++++ QUOTED TEXT ++++
Date: Mon, 11 Oct 1999 12:33:06 -0500
From: Dan Baker <dtbaker_@busprod.com>
Subject: Re: Question: How do I get the length of a string in PERL?
Message-Id: <38021F52.4463F428@busprod.com>



Zak Keith wrote:
> 
> Question: How do I get the length of a string in PERL?
--------------
http://www.perl.com/CPAN-local/doc/FAQs/FAQ/PerlFAQ.html

is a great place to start for online docs.

Dan


------------------------------

Date: Mon, 11 Oct 1999 10:31:52 -0700
From: lr@hpl.hp.com (Larry Rosler)
Subject: Re: Question: How do I get the length of a string in PERL?
Message-Id: <MPG.126bbedfa044db0398a06c@nntp.hpl.hp.com>

In article <7tt5bu$bsb$1@cubacola.tninet.se> on Mon, 11 Oct 1999 
19:01:40 +0200, Zak Keith <x@x.com> says...
> Question: How do I get the length of a string in PERL?
++++
→ **WORK TO COMPLETE**
A – Quote the mailing-list replies starting at "Message-Id: <MPG.126bbedfa044db0398a06c@nntp.hpl.hp.com>" and ending at "Keith <x@x.com> says...".
B – In the mailing-list replies, how does Dan Baker describe the linked FAQ page?
++++ RECORD EXCERPTS ++++
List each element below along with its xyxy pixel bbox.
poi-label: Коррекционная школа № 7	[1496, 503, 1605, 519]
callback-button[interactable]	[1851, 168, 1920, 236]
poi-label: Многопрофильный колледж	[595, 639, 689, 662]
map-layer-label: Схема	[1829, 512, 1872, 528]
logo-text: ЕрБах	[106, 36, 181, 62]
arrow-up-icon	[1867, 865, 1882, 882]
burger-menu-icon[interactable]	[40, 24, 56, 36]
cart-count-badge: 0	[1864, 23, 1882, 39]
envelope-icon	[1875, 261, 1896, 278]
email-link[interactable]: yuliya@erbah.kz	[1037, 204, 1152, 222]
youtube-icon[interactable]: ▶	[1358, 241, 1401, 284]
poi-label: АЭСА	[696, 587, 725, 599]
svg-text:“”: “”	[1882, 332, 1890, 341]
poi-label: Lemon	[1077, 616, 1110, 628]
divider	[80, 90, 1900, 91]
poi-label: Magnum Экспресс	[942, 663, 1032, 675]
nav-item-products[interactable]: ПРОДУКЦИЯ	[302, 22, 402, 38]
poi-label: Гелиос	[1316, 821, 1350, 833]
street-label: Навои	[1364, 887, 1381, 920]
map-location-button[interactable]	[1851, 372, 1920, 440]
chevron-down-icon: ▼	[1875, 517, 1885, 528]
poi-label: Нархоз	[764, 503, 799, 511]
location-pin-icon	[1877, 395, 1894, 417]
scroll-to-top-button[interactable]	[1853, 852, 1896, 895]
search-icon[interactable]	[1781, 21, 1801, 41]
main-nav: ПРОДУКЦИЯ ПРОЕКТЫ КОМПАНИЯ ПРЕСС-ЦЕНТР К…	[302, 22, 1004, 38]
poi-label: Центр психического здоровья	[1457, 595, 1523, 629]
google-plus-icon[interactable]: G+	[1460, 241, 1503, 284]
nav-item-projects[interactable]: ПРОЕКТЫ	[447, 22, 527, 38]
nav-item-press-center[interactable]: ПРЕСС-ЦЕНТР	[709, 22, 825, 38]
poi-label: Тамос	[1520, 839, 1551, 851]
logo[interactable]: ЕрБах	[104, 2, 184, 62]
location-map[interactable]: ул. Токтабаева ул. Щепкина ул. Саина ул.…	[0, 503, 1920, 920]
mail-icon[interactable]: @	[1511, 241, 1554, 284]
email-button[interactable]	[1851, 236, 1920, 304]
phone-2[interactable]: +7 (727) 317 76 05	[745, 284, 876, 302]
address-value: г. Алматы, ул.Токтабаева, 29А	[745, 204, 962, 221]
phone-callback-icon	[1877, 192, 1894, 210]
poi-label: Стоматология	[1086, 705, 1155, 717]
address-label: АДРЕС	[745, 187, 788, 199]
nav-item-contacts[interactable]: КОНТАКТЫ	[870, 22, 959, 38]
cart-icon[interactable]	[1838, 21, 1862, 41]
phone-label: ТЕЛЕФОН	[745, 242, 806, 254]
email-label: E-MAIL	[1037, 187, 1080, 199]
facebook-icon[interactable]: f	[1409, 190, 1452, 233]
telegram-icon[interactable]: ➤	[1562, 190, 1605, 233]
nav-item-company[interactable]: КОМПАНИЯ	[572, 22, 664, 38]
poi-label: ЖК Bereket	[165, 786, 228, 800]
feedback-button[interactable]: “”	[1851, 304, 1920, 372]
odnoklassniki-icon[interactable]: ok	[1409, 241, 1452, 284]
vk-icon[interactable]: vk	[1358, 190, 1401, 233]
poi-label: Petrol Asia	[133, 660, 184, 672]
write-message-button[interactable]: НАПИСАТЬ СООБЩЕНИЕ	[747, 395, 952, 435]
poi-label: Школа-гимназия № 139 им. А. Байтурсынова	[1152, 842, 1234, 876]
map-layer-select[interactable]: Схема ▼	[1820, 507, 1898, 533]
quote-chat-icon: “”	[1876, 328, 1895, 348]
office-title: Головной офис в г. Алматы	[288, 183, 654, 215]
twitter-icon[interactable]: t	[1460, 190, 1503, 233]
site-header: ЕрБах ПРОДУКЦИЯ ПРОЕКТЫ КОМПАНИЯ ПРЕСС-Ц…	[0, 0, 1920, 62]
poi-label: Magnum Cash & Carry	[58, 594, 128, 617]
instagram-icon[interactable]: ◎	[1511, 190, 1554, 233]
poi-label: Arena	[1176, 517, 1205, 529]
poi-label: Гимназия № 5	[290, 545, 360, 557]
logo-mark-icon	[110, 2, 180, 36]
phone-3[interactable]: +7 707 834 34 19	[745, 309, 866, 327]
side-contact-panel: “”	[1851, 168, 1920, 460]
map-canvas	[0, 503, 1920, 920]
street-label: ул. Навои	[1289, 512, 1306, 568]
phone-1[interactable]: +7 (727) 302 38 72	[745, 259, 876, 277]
++++
→ **ANSWERS BELOW**
A –
Message-Id: <MPG.126bbedfa044db0398a06c@nntp.hpl.hp.com>

In article <7tt5bu$bsb$1@cubacola.tninet.se> on Mon, 11 Oct 1999 
19:01:40 +0200, Zak Keith <x@x.com> says...

B – He calls it a great place to start for online docs.